- TASK PROMPT: In the data below, find every line that has the string "Quality", and copy it.

- EXTRACTED INFORMATION:
- - -

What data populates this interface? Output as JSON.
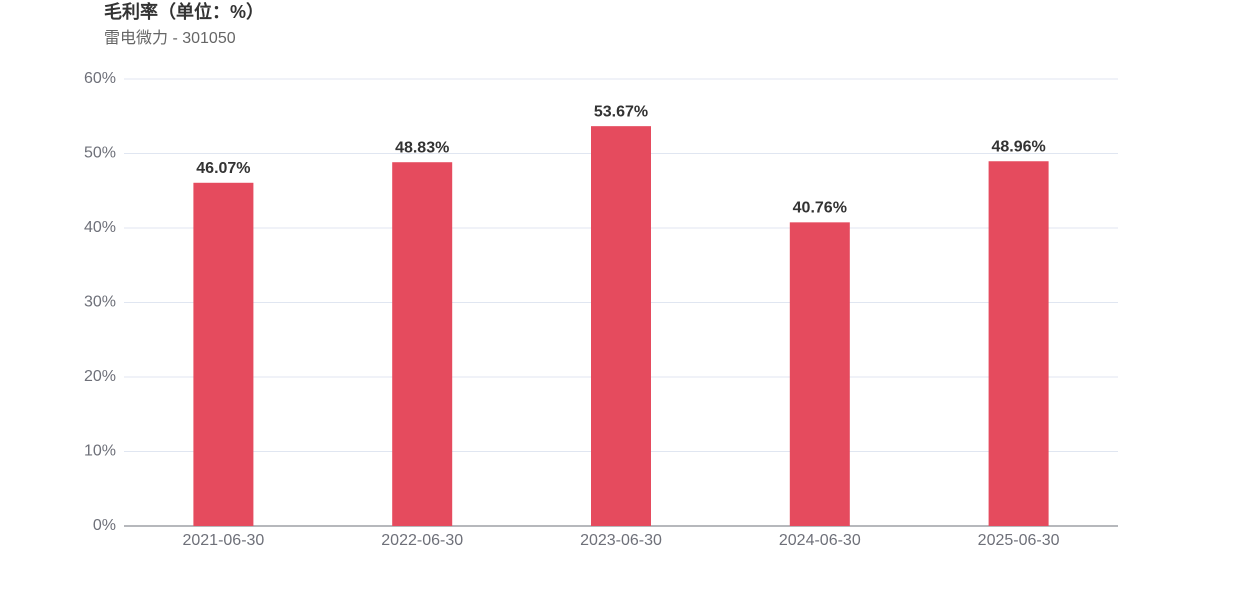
{
  "chart_data": {
    "type": "bar",
    "title": "毛利率（单位：%）",
    "subtitle": "雷电微力 - 301050",
    "categories": [
      "2021-06-30",
      "2022-06-30",
      "2023-06-30",
      "2024-06-30",
      "2025-06-30"
    ],
    "values": [
      46.07,
      48.83,
      53.67,
      40.76,
      48.96
    ],
    "value_labels": [
      "46.07%",
      "48.83%",
      "53.67%",
      "40.76%",
      "48.96%"
    ],
    "color": "#e54b5e",
    "ylim": [
      0,
      60
    ],
    "yticks": [
      {
        "value": 0,
        "label": "0%"
      },
      {
        "value": 10,
        "label": "10%"
      },
      {
        "value": 20,
        "label": "20%"
      },
      {
        "value": 30,
        "label": "30%"
      },
      {
        "value": 40,
        "label": "40%"
      },
      {
        "value": 50,
        "label": "50%"
      },
      {
        "value": 60,
        "label": "60%"
      }
    ],
    "grid": true
  }
}
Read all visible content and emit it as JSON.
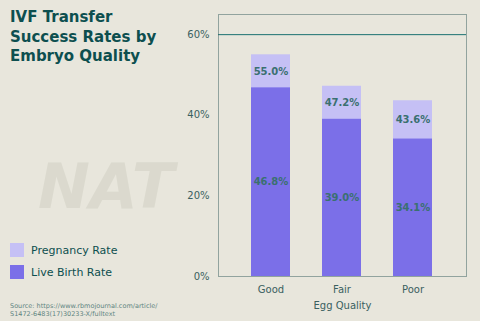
{
  "chart_data": {
    "type": "bar",
    "title": "IVF Transfer\nSuccess Rates by\nEmbryo Quality",
    "xlabel": "Egg Quality",
    "categories": [
      "Good",
      "Fair",
      "Poor"
    ],
    "series": [
      {
        "name": "Pregnancy Rate",
        "color": "#C5C0F5",
        "values": [
          55.0,
          47.2,
          43.6
        ],
        "value_labels": [
          "55.0%",
          "47.2%",
          "43.6%"
        ]
      },
      {
        "name": "Live Birth Rate",
        "color": "#7B6FE8",
        "values": [
          46.8,
          39.0,
          34.1
        ],
        "value_labels": [
          "46.8%",
          "39.0%",
          "34.1%"
        ]
      }
    ],
    "stacked": false,
    "data_labels": true,
    "ylim": [
      0,
      65
    ],
    "yticks": [
      {
        "value": 0,
        "label": "0%"
      },
      {
        "value": 20,
        "label": "20%"
      },
      {
        "value": 40,
        "label": "40%"
      },
      {
        "value": 60,
        "label": "60%"
      }
    ],
    "grid": false,
    "legend": "lower left",
    "reference_line": {
      "y": 60,
      "color": "#1A7070"
    },
    "watermark": "NAT",
    "source": "Source: https://www.rbmojournal.com/article/\nS1472-6483(17)30233-X/fulltext"
  }
}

- - -

- TASK RESULT:
    "title": "IVF Transfer\nSuccess Rates by\nEmbryo Quality",
    "xlabel": "Egg Quality",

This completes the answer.